## GIVEN REQUEST:
Report back each line of the records that contains the string "endl".

————————

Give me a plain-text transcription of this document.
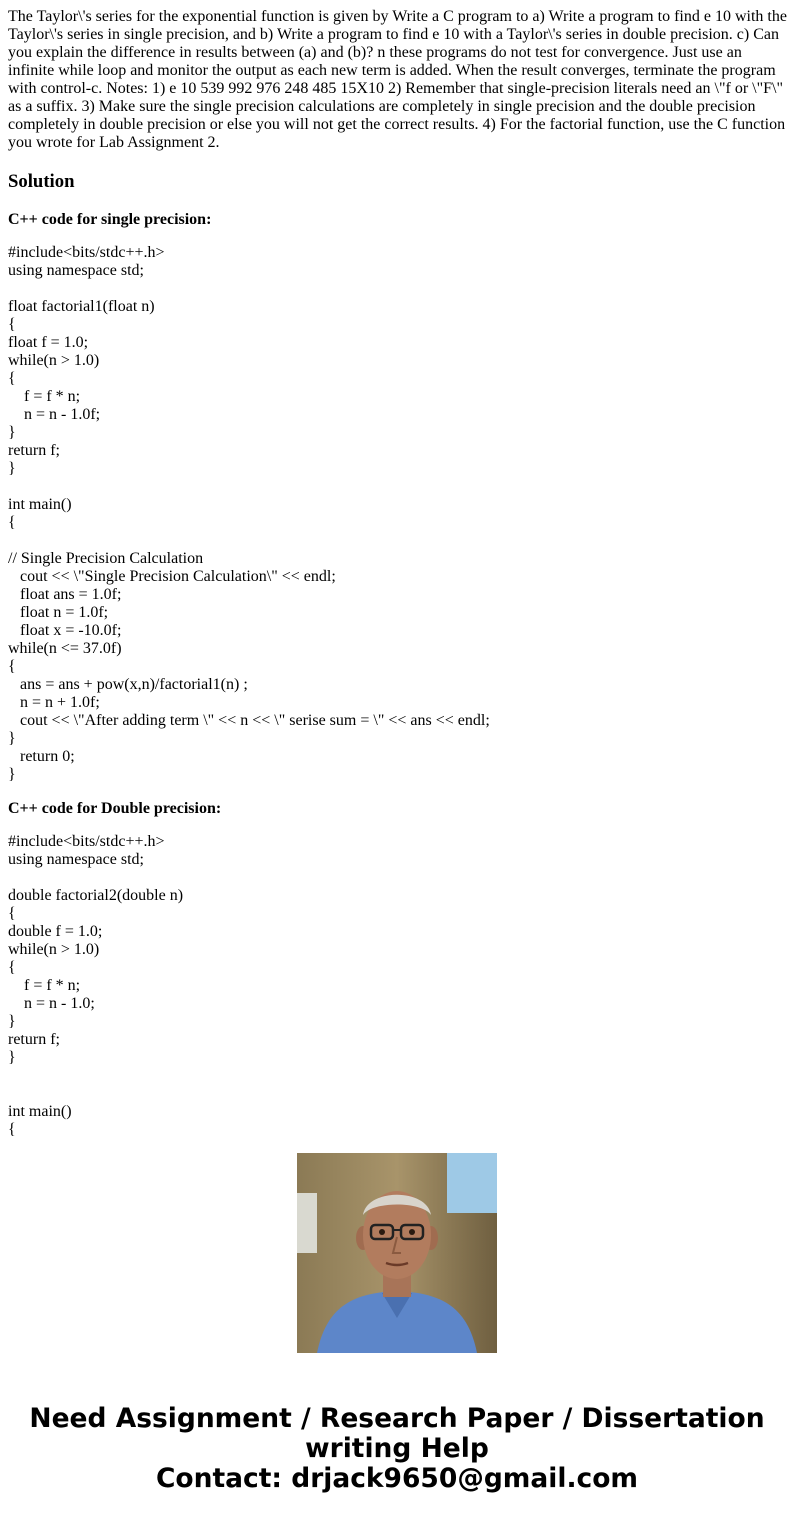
The Taylor\'s series for the exponential function is given by Write a C program to a) Write a program to find e 10 with the Taylor\'s series in single precision, and b) Write a program to find e 10 with a Taylor\'s series in double precision. c) Can you explain the difference in results between (a) and (b)? n these programs do not test for convergence. Just use an infinite while loop and monitor the output as each new term is added. When the result converges, terminate the program with control-c. Notes: 1) e 10 539 992 976 248 485 15X10 2) Remember that single-precision literals need an \"f or \"F\" as a suffix. 3) Make sure the single precision calculations are completely in single precision and the double precision completely in double precision or else you will not get the correct results. 4) For the factorial function, use the C function you wrote for Lab Assignment 2.
Solution
C++ code for single precision:
#include<bits/stdc++.h>
using namespace std;

float factorial1(float n)
{
float f = 1.0;
while(n > 1.0)
{
f = f * n;
n = n - 1.0f;
}
return f;
}

int main()
{

// Single Precision Calculation
cout << \"Single Precision Calculation\" << endl;
float ans = 1.0f;
float n = 1.0f;
float x = -10.0f;
while(n <= 37.0f)
{
ans = ans + pow(x,n)/factorial1(n) ;
n = n + 1.0f;
cout << \"After adding term \" << n << \" serise sum = \" << ans << endl;
}
return 0;
}
C++ code for Double precision:
#include<bits/stdc++.h>
using namespace std;

double factorial2(double n)
{
double f = 1.0;
while(n > 1.0)
{
f = f * n;
n = n - 1.0;
}
return f;
}

int main()
{
Need Assignment / Research Paper / Dissertation
writing Help
Contact: drjack9650@gmail.com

————————

## RESULT:
cout << \"Single Precision Calculation\" << endl;
cout << \"After adding term \" << n << \" serise sum = \" << ans << endl;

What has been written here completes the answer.